(REQUEST) Report how many lines hold the word "verlieren"; answer with the number alone.

Dataset items:
** begin **
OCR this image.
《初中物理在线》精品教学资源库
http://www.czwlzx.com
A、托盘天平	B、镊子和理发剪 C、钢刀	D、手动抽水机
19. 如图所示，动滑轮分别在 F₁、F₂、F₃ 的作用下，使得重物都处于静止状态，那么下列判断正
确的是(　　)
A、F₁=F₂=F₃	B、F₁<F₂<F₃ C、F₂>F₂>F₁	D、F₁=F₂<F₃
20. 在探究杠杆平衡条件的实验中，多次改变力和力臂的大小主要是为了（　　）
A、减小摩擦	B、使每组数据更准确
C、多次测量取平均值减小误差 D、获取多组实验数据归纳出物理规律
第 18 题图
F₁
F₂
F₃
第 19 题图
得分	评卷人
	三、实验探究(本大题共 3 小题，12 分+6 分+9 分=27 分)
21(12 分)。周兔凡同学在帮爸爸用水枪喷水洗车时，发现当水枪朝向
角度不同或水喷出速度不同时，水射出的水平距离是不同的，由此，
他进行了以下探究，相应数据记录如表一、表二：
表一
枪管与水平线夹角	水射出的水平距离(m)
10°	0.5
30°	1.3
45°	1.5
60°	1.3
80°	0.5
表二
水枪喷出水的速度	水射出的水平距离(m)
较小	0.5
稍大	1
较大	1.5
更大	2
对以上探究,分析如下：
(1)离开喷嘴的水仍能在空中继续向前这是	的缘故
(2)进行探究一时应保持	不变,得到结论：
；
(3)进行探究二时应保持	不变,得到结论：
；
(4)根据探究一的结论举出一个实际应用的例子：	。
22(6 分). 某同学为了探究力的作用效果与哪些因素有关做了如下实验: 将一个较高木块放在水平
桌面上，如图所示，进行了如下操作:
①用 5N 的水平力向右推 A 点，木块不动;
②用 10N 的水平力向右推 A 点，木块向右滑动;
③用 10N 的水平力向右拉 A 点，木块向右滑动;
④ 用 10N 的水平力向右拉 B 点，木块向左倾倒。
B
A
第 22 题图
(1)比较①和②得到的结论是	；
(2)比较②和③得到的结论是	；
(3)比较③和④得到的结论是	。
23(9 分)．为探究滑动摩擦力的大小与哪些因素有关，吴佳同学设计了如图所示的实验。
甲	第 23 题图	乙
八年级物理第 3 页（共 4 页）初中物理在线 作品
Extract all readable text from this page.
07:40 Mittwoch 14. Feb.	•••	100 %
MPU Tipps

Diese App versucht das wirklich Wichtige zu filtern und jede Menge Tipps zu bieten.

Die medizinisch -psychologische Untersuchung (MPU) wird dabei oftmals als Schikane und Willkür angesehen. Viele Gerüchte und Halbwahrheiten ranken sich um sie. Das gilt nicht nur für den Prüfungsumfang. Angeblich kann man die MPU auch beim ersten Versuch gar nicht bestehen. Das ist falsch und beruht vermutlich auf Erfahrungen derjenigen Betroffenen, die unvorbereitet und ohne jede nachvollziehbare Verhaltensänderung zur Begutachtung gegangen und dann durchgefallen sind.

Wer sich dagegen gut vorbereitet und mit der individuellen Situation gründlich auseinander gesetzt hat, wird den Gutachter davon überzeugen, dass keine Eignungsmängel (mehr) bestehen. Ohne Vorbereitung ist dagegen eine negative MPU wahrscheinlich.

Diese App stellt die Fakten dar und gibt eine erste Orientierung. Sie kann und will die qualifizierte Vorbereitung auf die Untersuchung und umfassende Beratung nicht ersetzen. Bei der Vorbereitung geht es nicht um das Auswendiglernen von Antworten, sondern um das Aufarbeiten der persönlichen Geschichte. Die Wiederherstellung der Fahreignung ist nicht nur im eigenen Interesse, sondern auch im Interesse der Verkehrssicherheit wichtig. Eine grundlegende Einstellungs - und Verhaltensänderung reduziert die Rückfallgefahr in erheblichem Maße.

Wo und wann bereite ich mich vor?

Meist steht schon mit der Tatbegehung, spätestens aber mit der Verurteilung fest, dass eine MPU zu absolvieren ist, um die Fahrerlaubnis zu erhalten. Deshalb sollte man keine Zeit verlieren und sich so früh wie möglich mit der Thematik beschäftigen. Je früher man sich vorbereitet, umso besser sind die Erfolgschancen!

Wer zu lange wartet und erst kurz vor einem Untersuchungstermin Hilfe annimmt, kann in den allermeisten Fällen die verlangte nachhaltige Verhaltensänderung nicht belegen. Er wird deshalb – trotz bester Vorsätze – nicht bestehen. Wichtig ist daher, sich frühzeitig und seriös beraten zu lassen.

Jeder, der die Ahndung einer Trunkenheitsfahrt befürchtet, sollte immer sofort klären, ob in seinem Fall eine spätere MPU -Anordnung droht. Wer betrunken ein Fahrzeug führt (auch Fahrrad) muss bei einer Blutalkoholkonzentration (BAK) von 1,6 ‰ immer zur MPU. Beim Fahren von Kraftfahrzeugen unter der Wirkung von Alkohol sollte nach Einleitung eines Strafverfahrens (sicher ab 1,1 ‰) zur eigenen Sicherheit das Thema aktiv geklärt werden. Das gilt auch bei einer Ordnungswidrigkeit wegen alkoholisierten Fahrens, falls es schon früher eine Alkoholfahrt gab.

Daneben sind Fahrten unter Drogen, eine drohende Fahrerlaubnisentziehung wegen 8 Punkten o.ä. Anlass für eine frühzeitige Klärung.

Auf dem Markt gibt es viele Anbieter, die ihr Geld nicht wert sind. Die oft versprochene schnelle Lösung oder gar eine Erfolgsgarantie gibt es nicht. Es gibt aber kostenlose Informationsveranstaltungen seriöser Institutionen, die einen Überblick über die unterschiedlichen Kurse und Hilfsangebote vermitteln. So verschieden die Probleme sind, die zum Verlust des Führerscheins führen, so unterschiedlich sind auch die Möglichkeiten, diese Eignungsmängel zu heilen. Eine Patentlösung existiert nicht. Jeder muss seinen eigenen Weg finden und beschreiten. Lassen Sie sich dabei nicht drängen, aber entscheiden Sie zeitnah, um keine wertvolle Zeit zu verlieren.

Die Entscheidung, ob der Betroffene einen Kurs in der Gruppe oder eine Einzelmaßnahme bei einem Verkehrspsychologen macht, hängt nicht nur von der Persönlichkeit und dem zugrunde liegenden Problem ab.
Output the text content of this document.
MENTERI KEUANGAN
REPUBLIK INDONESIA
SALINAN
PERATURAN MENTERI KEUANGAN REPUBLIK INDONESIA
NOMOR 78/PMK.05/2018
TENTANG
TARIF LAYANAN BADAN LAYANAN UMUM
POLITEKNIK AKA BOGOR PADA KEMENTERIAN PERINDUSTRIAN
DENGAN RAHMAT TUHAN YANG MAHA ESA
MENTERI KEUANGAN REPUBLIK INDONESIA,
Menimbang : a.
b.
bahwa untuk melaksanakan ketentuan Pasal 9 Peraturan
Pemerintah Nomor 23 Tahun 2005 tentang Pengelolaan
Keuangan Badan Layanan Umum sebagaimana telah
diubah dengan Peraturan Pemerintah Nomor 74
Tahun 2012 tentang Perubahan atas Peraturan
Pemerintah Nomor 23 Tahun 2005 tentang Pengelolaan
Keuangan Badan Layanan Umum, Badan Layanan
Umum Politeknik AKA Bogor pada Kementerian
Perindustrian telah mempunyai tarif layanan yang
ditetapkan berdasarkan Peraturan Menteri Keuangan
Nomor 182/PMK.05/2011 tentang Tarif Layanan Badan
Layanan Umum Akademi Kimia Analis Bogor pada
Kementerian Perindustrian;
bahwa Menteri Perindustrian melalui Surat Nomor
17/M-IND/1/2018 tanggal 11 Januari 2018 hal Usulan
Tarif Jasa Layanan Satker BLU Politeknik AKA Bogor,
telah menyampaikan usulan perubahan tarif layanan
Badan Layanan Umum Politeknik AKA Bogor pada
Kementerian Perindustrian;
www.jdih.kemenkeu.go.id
** end **
(TASK OUTPUT) 2